SHORT PROBLEM:
Write out all the lines again, precisely as they stand, but without the images.

--- Start ---

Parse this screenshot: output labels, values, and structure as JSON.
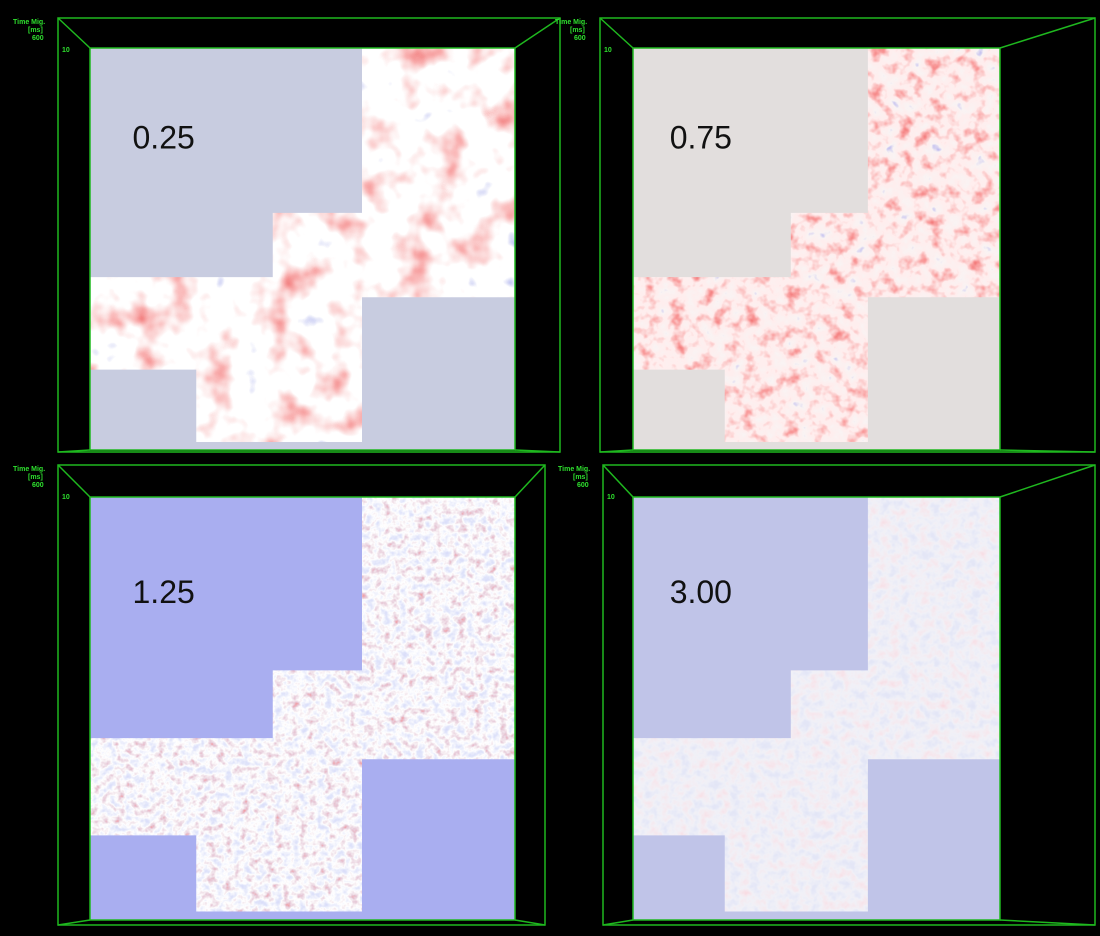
{
  "panels": [
    {
      "label": "0.25",
      "axis_texts": [
        "Time Mig.",
        "[ms]",
        "600",
        "10"
      ]
    },
    {
      "label": "0.75",
      "axis_texts": [
        "Time Mig.",
        "[ms]",
        "600",
        "10"
      ]
    },
    {
      "label": "1.25",
      "axis_texts": [
        "Time Mig.",
        "[ms]",
        "600",
        "10"
      ]
    },
    {
      "label": "3.00",
      "axis_texts": [
        "Time Mig.",
        "[ms]",
        "600",
        "10"
      ]
    }
  ]
}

--- End ---

THE ANSWER:
Parse this screenshot: output labels, values, and structure as JSON.
{
  "panels": [
    {
      "label": "0.25",
      "axis_texts": [
        "Time Mig.",
        "[ms]",
        "600",
        "10"
      ]
    },
    {
      "label": "0.75",
      "axis_texts": [
        "Time Mig.",
        "[ms]",
        "600",
        "10"
      ]
    },
    {
      "label": "1.25",
      "axis_texts": [
        "Time Mig.",
        "[ms]",
        "600",
        "10"
      ]
    },
    {
      "label": "3.00",
      "axis_texts": [
        "Time Mig.",
        "[ms]",
        "600",
        "10"
      ]
    }
  ]
}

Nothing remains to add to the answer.